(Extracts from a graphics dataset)
((

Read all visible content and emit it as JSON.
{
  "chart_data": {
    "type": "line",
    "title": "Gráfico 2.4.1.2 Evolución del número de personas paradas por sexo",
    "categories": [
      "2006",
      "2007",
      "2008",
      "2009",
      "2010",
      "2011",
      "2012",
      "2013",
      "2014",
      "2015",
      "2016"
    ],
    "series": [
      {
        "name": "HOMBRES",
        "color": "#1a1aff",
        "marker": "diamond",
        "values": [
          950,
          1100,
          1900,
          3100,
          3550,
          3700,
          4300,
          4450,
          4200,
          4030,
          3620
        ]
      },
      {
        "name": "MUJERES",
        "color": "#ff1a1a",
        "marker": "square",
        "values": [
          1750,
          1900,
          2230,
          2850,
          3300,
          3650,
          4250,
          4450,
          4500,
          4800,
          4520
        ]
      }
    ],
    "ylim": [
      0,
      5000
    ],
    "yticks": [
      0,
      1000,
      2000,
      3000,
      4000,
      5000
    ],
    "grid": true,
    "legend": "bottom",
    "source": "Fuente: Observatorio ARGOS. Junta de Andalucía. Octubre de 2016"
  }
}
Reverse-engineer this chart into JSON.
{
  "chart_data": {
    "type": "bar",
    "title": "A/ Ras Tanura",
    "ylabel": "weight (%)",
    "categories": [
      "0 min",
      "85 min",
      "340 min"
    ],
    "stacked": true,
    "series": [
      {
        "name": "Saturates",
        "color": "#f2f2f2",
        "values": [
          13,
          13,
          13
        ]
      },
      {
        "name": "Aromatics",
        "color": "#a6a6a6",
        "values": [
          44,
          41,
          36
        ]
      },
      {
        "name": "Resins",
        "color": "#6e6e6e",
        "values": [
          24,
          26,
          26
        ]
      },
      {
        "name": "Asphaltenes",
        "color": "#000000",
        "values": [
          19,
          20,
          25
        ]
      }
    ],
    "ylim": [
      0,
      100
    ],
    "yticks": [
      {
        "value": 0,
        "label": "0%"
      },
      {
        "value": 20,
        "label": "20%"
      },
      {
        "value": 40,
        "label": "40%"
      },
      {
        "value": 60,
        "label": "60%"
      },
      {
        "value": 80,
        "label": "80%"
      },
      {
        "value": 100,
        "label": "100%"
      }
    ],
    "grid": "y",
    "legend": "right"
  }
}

))

__What this task involves__: Gather from the data above every line with the string "title".

__Reply__:
    "title": "Gráfico 2.4.1.2 Evolución del número de personas paradas por sexo",
    "title": "A/ Ras Tanura",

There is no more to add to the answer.